## Start Data shown
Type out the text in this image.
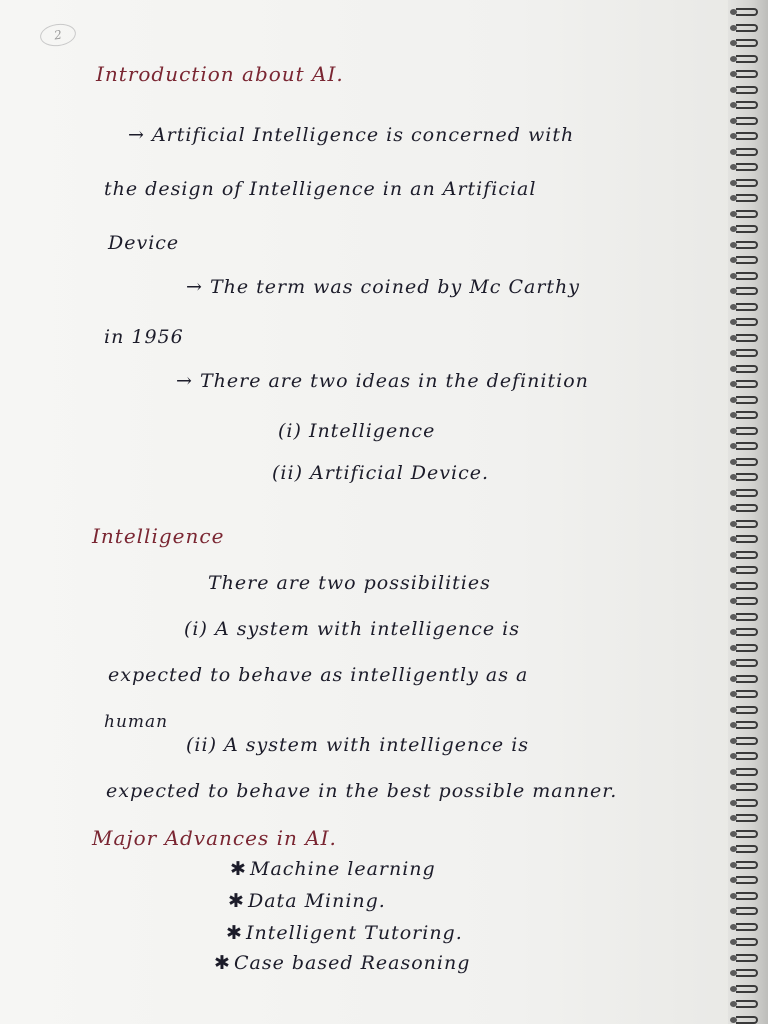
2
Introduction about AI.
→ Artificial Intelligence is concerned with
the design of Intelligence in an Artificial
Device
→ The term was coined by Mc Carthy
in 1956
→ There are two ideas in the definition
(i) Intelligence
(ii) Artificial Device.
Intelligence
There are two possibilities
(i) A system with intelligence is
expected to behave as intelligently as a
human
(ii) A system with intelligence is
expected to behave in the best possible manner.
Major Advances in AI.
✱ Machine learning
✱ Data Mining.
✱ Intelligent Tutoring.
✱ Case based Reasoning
## End Data shown
◆ Task requirements ◆
Repeat the data exactly, excluding the pictures.

◆ Response to the exercise ◆
Type out the text in this image.
2
Introduction about AI.
→ Artificial Intelligence is concerned with
the design of Intelligence in an Artificial
Device
→ The term was coined by Mc Carthy
in 1956
→ There are two ideas in the definition
(i) Intelligence
(ii) Artificial Device.
Intelligence
There are two possibilities
(i) A system with intelligence is
expected to behave as intelligently as a
human
(ii) A system with intelligence is
expected to behave in the best possible manner.
Major Advances in AI.
✱ Machine learning
✱ Data Mining.
✱ Intelligent Tutoring.
✱ Case based Reasoning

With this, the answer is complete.